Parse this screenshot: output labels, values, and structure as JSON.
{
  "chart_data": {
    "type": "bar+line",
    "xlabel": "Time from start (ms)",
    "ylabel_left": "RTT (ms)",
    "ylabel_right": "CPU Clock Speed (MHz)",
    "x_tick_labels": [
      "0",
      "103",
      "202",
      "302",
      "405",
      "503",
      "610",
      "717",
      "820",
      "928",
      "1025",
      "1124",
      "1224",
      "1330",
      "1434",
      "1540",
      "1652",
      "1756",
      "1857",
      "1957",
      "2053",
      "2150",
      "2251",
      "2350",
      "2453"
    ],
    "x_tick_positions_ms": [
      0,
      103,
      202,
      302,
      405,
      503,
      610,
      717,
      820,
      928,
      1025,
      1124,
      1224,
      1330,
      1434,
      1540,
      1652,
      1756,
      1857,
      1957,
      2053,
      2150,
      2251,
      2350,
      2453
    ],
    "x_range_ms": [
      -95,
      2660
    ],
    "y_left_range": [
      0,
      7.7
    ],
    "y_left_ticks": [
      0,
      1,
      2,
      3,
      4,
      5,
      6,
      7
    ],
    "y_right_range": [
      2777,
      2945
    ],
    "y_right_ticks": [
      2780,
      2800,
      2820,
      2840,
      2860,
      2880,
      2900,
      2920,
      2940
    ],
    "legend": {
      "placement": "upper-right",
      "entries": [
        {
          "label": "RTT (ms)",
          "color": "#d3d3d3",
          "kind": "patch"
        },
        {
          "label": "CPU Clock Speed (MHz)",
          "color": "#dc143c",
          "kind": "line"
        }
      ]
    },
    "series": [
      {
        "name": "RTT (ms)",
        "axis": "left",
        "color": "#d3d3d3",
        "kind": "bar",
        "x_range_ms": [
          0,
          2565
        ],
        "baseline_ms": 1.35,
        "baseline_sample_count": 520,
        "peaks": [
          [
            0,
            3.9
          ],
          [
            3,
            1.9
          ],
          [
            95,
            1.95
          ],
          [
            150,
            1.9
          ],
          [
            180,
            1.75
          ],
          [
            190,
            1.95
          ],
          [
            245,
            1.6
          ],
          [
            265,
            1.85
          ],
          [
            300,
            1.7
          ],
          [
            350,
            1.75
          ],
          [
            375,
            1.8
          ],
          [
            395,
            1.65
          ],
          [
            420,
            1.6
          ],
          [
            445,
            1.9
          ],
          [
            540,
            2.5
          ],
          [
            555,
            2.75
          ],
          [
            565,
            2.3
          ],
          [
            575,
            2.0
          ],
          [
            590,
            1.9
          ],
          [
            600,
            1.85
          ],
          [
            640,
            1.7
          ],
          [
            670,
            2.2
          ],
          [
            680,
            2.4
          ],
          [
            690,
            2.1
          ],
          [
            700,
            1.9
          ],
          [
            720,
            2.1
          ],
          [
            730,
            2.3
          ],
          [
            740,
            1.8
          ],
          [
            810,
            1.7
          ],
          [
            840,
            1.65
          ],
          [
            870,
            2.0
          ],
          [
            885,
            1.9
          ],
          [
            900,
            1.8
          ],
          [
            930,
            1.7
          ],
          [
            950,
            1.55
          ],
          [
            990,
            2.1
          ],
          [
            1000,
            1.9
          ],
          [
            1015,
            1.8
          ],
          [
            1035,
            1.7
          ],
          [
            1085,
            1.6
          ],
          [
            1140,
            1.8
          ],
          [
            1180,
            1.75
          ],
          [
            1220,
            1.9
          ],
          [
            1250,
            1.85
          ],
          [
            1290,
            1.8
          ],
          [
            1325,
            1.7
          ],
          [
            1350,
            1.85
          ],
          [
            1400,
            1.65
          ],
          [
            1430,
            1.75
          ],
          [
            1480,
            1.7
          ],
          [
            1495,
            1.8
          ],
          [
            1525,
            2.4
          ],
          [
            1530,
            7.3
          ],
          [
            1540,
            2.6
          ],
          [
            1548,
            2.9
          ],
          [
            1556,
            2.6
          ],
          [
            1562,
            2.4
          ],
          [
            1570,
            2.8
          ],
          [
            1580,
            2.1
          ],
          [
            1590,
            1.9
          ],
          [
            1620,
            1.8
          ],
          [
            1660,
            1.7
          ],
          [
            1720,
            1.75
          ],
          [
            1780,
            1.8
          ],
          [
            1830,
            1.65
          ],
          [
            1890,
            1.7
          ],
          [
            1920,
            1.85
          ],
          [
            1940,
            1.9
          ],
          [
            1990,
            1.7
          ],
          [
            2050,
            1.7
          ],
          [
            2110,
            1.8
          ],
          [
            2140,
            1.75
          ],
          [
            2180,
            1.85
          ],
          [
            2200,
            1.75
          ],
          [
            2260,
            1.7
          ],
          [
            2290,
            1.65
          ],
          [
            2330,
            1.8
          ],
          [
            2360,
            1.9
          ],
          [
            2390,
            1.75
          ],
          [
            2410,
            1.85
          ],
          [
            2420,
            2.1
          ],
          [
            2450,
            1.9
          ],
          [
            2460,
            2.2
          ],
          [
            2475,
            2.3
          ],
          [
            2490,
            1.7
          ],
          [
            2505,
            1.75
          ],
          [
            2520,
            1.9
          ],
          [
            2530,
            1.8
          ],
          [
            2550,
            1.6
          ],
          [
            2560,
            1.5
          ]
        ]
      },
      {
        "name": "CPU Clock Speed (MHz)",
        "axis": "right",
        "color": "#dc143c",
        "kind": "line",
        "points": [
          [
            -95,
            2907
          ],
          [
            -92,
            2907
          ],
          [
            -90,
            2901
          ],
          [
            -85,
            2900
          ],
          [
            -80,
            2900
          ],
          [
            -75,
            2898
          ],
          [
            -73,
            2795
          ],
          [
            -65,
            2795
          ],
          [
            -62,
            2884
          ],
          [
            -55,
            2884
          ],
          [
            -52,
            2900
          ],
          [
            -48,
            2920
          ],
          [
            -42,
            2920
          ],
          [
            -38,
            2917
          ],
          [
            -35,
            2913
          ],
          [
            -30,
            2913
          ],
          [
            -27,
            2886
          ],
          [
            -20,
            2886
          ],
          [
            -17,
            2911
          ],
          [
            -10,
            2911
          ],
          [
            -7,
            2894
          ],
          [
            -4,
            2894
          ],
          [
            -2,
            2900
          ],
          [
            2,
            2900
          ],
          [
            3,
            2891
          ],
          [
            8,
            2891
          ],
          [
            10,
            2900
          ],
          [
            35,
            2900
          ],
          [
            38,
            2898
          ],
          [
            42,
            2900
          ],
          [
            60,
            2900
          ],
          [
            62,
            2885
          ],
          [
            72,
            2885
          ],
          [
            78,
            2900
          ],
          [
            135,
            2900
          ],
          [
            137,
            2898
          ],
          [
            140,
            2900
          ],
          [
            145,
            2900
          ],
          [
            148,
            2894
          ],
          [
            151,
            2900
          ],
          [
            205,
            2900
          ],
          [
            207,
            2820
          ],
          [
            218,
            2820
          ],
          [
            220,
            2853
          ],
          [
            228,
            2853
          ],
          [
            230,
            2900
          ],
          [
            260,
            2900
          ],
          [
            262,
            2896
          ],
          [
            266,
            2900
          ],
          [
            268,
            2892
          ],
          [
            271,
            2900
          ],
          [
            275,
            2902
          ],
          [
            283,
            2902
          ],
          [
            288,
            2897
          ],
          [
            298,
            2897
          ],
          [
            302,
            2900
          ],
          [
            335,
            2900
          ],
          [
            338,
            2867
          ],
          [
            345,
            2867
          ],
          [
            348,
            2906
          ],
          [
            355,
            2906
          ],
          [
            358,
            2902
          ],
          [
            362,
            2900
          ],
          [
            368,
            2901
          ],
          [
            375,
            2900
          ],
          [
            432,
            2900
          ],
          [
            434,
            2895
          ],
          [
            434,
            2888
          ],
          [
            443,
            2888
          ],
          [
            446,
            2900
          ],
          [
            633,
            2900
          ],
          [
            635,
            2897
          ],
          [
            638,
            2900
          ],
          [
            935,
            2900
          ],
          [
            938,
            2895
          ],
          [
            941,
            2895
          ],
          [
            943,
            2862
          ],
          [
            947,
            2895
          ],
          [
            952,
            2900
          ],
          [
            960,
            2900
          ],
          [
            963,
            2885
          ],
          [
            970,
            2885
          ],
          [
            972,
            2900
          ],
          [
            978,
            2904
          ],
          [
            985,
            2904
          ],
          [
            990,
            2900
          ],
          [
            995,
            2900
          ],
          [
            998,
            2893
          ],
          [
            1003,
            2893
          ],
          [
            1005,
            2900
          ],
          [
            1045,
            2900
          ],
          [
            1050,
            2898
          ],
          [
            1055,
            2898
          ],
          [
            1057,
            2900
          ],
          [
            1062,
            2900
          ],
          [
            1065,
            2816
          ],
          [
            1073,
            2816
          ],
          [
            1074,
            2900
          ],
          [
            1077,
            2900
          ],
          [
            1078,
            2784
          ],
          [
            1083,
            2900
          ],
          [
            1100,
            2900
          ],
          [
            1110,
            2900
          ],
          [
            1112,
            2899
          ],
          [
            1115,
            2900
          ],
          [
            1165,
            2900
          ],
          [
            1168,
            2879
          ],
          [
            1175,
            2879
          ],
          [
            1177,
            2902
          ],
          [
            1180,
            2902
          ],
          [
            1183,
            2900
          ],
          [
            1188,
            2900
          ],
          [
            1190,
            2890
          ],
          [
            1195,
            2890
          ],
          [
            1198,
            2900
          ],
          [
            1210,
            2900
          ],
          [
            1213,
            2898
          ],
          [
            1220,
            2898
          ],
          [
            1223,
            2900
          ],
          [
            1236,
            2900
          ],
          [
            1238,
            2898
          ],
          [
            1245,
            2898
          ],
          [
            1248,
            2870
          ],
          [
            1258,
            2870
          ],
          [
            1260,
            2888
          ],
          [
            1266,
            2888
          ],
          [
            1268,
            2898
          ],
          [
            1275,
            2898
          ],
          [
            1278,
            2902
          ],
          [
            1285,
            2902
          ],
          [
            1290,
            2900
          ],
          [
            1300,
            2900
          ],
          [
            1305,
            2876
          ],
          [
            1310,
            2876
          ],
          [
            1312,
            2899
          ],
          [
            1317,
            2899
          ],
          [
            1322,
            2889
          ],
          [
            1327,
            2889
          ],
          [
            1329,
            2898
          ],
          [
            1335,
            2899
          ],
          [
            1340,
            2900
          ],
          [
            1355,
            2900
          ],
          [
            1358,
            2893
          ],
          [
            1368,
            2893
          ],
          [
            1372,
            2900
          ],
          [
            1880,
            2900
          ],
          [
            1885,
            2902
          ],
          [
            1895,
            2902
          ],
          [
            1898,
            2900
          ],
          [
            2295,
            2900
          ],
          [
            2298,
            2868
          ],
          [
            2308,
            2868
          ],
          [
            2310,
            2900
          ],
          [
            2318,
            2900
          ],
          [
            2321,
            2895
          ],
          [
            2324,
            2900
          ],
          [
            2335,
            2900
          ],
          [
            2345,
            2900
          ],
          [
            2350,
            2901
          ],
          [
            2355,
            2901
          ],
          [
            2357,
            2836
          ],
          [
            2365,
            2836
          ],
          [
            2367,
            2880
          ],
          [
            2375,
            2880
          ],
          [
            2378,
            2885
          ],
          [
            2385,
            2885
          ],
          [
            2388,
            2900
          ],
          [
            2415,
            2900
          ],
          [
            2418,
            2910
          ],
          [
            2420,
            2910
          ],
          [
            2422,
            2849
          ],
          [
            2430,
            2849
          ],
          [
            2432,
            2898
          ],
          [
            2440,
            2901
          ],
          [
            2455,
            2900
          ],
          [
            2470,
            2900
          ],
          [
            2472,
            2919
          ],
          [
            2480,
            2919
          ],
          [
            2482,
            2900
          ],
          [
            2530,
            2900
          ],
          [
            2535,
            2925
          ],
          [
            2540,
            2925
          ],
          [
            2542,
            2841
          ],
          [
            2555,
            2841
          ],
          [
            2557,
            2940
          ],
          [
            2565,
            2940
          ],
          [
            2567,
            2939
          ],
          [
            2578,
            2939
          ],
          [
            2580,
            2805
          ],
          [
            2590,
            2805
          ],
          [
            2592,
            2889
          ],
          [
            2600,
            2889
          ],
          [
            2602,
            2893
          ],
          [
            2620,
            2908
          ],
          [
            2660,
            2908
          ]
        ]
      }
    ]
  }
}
:::::
**EXERCISE:** Across the entries, how many lines contain "Speed"? Reply with the number only.

**TASK OUTPUT:** 3